▶ _Records for the task_
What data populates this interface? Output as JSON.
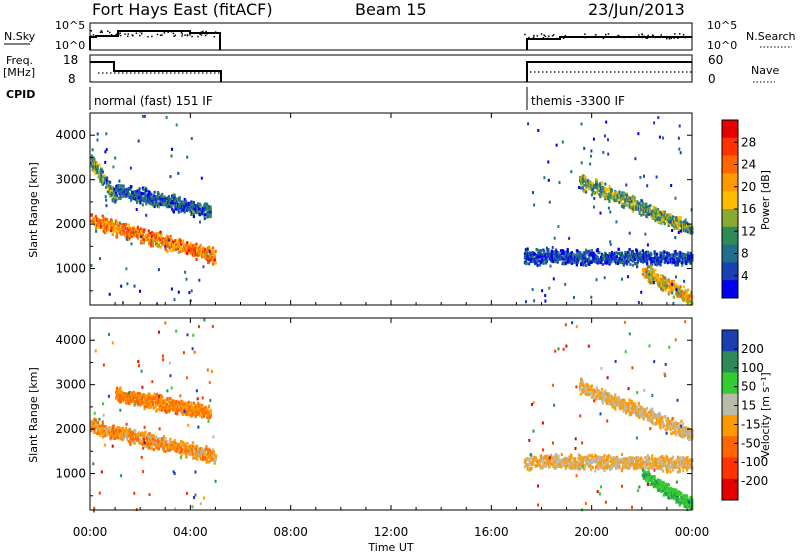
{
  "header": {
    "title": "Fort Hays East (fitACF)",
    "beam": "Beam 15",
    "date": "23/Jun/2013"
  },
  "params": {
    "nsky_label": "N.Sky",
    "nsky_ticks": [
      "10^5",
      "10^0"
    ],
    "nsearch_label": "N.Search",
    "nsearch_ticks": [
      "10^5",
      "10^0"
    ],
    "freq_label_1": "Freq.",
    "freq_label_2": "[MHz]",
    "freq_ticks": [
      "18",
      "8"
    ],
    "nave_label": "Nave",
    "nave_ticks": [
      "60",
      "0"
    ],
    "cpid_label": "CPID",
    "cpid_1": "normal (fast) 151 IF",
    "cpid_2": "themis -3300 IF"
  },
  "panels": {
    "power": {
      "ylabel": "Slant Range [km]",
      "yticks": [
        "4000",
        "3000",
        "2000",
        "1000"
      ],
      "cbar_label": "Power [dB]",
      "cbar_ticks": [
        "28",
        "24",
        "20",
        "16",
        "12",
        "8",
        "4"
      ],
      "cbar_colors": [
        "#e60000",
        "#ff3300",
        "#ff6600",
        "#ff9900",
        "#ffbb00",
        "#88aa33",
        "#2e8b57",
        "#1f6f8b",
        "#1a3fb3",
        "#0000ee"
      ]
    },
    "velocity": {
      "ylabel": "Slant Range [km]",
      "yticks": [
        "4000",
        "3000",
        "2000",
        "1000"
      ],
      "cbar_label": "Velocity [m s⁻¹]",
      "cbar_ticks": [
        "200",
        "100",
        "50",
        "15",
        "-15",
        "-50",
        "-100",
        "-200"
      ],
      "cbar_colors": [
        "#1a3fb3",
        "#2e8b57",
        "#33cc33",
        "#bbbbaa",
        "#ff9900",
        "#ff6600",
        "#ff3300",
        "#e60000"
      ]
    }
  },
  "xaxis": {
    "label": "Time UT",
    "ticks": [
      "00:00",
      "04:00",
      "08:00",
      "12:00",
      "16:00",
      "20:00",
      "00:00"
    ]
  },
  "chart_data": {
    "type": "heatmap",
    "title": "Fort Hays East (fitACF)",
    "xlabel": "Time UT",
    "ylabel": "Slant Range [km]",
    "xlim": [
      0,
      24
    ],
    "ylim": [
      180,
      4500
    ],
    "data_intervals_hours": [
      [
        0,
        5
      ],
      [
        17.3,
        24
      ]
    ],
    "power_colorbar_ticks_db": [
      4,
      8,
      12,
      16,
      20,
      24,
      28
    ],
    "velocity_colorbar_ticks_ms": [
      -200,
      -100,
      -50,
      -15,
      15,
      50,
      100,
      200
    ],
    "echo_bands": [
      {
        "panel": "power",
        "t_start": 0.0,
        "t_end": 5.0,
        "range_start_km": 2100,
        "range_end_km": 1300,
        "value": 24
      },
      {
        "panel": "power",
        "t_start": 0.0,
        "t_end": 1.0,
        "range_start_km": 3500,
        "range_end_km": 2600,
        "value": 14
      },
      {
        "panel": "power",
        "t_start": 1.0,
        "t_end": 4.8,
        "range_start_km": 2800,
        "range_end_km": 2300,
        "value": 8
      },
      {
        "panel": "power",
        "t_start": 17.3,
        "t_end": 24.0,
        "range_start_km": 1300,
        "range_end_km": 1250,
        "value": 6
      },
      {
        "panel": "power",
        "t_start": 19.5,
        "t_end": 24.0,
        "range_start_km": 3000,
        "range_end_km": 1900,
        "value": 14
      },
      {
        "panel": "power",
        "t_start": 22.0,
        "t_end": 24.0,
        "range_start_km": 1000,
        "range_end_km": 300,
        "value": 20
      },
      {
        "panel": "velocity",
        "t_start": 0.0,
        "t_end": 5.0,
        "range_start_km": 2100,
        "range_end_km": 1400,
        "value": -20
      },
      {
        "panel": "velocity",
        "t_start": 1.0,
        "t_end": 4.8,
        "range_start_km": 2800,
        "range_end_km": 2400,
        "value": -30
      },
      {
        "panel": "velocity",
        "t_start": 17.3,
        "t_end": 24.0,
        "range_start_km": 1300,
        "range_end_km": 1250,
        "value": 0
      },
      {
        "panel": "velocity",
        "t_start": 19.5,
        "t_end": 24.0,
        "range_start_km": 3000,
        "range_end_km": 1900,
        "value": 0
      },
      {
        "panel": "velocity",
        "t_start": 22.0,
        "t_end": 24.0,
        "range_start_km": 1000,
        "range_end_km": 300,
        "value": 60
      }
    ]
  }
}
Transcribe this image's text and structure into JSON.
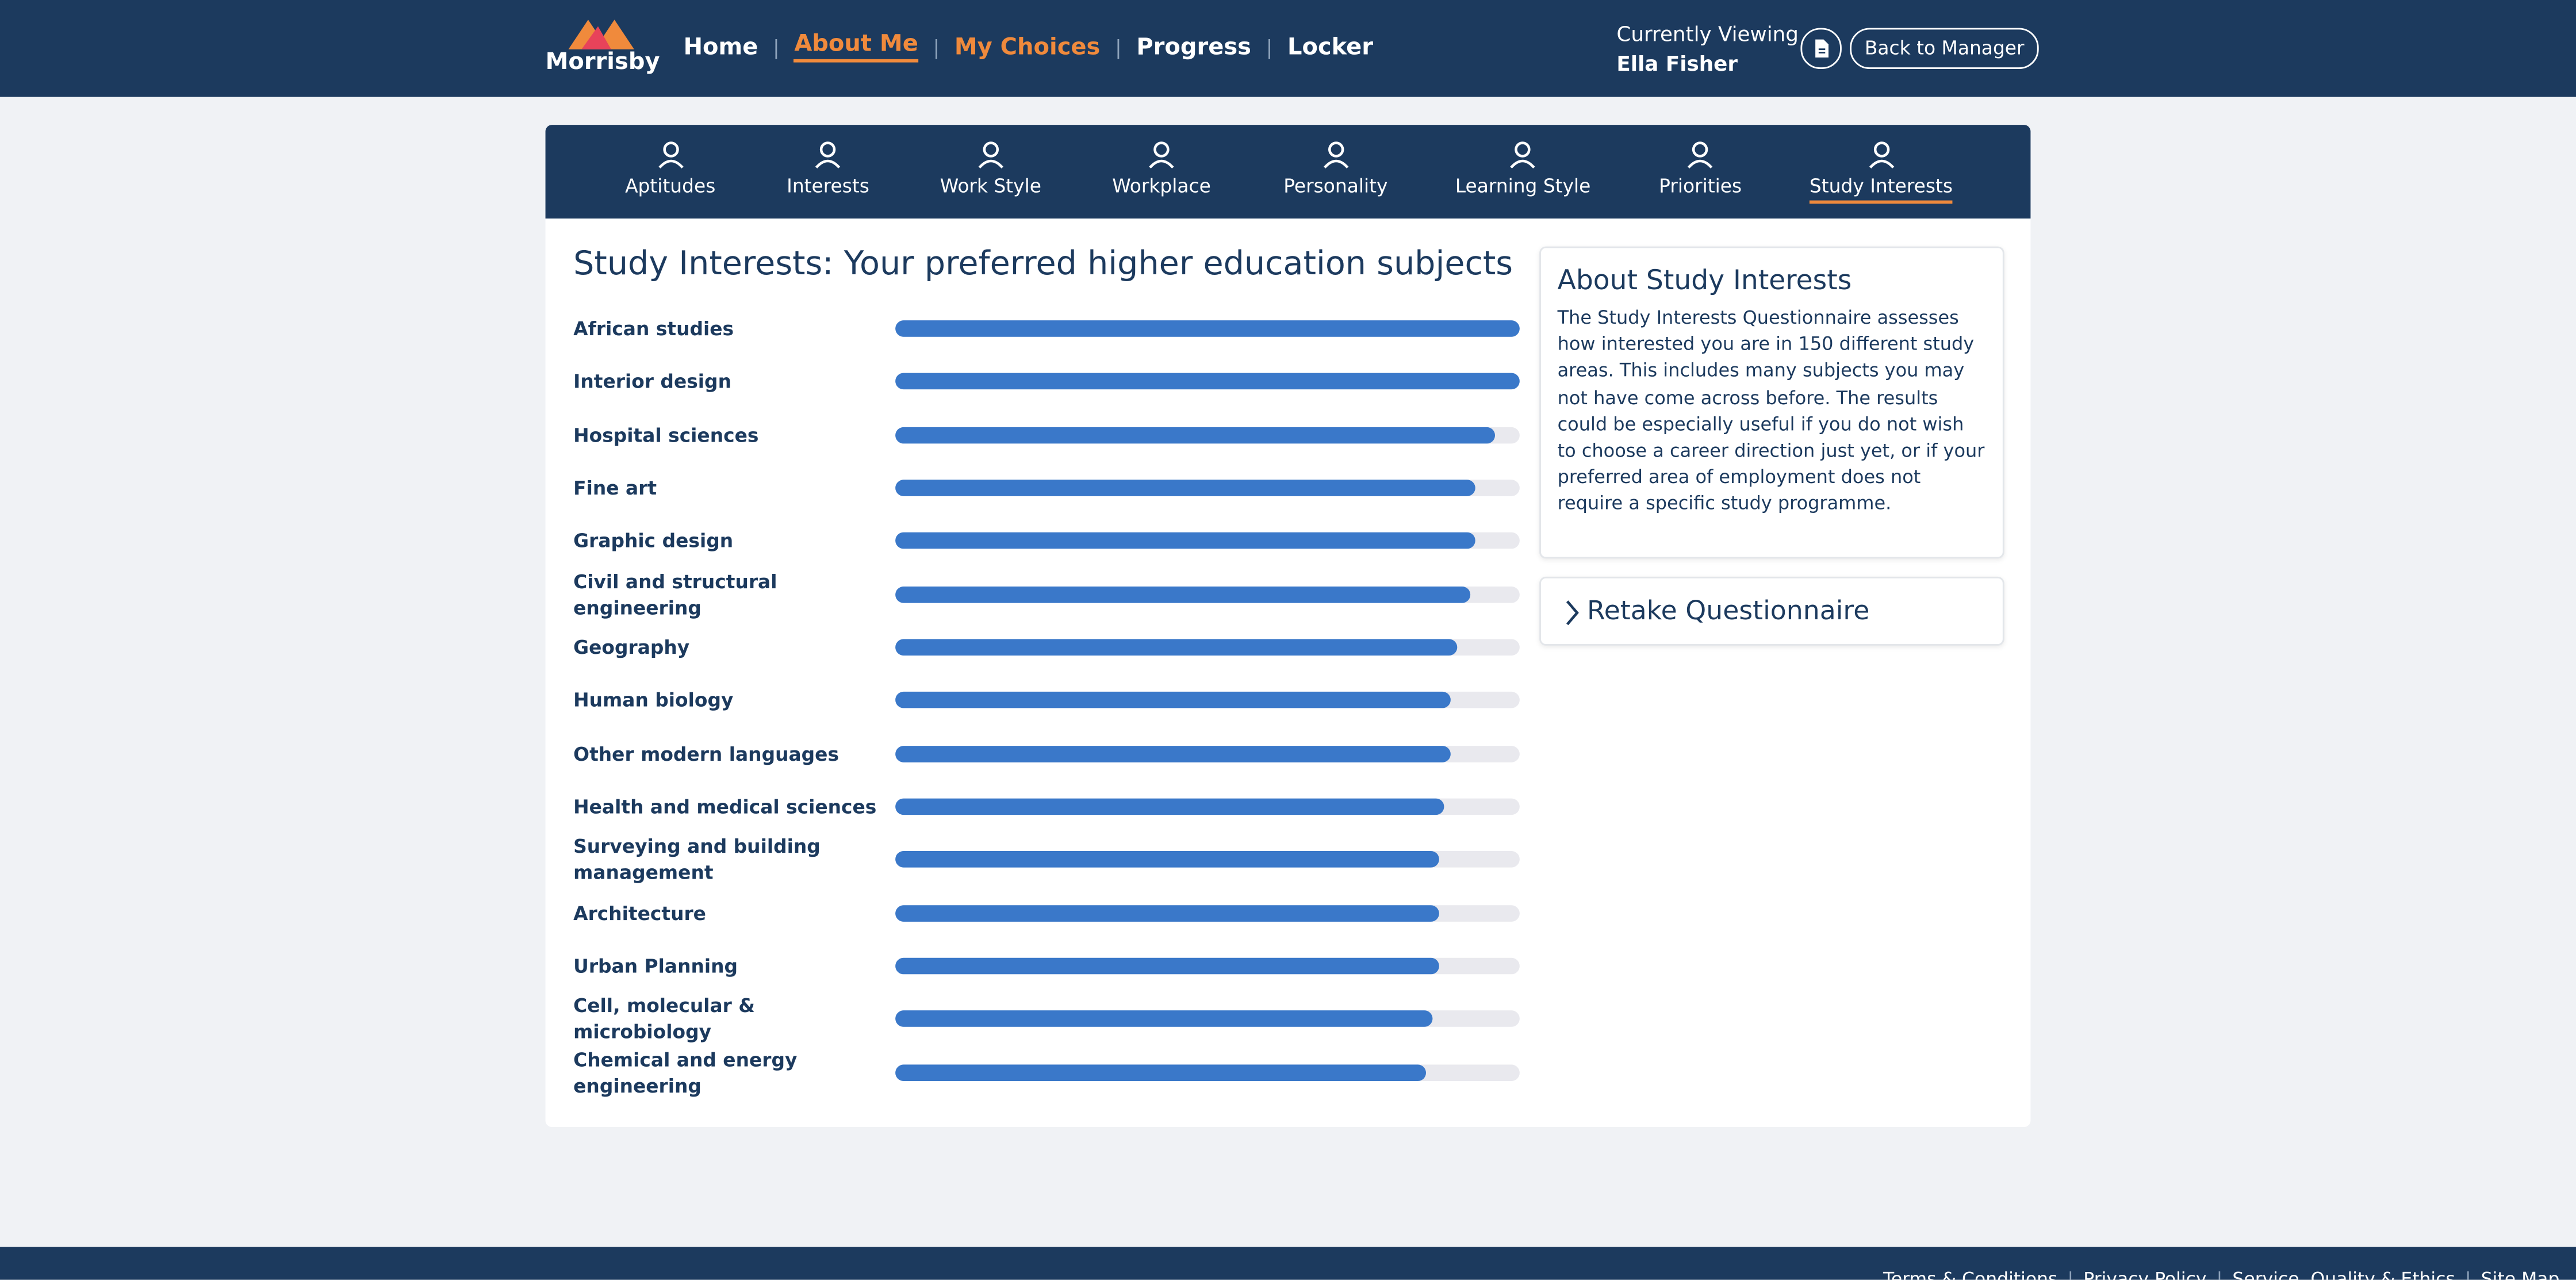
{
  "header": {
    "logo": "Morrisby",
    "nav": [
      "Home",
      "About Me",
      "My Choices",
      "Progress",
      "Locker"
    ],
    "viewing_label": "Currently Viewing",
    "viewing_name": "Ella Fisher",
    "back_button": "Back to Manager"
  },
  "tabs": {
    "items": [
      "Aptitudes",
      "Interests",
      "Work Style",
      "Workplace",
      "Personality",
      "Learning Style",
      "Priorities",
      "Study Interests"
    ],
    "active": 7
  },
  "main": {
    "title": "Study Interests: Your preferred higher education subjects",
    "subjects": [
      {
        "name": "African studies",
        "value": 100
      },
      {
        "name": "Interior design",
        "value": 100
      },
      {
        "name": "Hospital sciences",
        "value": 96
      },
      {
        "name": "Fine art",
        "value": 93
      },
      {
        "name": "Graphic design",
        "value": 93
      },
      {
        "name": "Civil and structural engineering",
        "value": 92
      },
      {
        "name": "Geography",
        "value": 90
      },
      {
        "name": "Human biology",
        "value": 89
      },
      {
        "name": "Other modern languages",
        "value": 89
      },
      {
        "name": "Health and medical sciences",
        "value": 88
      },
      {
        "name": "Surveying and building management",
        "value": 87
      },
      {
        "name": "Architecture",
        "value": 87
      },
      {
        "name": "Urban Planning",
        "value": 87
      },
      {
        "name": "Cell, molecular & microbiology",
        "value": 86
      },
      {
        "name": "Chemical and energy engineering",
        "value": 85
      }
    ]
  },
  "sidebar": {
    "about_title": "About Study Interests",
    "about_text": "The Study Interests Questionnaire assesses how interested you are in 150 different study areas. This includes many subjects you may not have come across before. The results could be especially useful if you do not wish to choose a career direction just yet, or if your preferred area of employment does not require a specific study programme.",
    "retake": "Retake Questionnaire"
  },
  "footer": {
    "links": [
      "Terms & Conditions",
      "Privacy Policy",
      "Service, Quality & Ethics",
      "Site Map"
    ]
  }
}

▶ _What this task involves_
Using the material above, report each line where "subjects" occurs.

▶ _Problem solution_
    "title": "Study Interests: Your preferred higher education subjects",
    "subjects": [
    "about_text": "The Study Interests Questionnaire assesses how interested you are in 150 different study areas. This includes many subjects you may not have come across before. The results could be especially useful if you do not wish to choose a career direction just yet, or if your preferred area of employment does not require a specific study programme.",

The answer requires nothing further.